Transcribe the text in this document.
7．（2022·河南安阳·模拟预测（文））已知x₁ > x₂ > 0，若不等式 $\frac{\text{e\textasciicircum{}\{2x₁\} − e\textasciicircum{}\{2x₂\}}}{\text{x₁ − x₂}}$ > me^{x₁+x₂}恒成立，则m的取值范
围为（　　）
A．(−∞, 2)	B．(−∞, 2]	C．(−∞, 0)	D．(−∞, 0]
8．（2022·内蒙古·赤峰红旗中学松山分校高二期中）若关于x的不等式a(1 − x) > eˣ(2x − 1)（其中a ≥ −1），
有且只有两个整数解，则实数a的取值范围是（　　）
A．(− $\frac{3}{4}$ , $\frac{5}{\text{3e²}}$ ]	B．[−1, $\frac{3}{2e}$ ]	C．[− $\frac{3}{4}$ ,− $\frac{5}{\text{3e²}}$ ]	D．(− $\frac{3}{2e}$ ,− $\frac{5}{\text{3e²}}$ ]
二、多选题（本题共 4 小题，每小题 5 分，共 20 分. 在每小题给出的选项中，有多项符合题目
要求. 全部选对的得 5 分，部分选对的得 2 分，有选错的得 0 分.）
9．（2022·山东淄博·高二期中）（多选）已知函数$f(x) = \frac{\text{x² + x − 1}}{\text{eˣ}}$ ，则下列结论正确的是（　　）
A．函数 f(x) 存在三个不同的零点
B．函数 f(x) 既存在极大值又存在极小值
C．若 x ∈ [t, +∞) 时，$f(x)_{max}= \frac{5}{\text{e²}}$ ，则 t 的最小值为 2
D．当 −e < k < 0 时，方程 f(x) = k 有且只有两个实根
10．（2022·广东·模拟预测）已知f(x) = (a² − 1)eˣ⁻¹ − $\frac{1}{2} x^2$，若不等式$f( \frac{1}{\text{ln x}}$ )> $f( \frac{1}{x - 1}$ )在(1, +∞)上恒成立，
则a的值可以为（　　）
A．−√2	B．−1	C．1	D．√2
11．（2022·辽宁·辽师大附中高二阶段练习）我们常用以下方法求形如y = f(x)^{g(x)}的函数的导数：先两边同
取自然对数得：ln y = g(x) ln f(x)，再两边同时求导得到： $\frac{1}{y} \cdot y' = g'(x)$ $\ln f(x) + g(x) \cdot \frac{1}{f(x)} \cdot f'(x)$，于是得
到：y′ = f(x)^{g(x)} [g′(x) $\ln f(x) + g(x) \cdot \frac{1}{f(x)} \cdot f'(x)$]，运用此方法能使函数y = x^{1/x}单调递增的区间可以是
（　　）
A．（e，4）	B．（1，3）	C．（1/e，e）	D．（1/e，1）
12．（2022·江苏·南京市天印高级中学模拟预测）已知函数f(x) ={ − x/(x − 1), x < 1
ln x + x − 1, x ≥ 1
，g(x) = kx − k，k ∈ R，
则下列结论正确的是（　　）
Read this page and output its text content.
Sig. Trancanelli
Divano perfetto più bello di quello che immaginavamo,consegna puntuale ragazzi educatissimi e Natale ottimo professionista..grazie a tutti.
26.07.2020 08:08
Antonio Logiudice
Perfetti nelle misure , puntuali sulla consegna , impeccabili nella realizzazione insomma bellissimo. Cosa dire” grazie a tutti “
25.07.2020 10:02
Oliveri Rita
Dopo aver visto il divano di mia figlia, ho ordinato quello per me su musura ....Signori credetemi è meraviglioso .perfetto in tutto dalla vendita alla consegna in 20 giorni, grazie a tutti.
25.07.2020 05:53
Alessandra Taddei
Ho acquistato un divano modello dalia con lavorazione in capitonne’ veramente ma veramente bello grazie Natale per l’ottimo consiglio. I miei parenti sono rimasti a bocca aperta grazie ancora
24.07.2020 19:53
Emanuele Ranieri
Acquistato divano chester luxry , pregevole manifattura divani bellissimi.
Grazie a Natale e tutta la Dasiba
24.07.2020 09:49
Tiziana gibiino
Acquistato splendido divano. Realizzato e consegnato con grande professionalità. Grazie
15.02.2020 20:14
============================================================
(AIM) Keep only those lines of the records that hold "text", and return them.

(THE COMPLETED TASK)
Transcribe the text in this document.
7．（2022·河南安阳·模拟预测（文））已知x₁ > x₂ > 0，若不等式 $\frac{\text{e\textasciicircum{}\{2x₁\} − e\textasciicircum{}\{2x₂\}}}{\text{x₁ − x₂}}$ > me^{x₁+x₂}恒成立，则m的取值范
A．(− $\frac{3}{4}$ , $\frac{5}{\text{3e²}}$ ]	B．[−1, $\frac{3}{2e}$ ]	C．[− $\frac{3}{4}$ ,− $\frac{5}{\text{3e²}}$ ]	D．(− $\frac{3}{2e}$ ,− $\frac{5}{\text{3e²}}$ ]
9．（2022·山东淄博·高二期中）（多选）已知函数$f(x) = \frac{\text{x² + x − 1}}{\text{eˣ}}$ ，则下列结论正确的是（　　）
C．若 x ∈ [t, +∞) 时，$f(x)_{max}= \frac{5}{\text{e²}}$ ，则 t 的最小值为 2
10．（2022·广东·模拟预测）已知f(x) = (a² − 1)eˣ⁻¹ − $\frac{1}{2} x^2$，若不等式$f( \frac{1}{\text{ln x}}$ )> $f( \frac{1}{x - 1}$ )在(1, +∞)上恒成立，
Read this page and output its text content.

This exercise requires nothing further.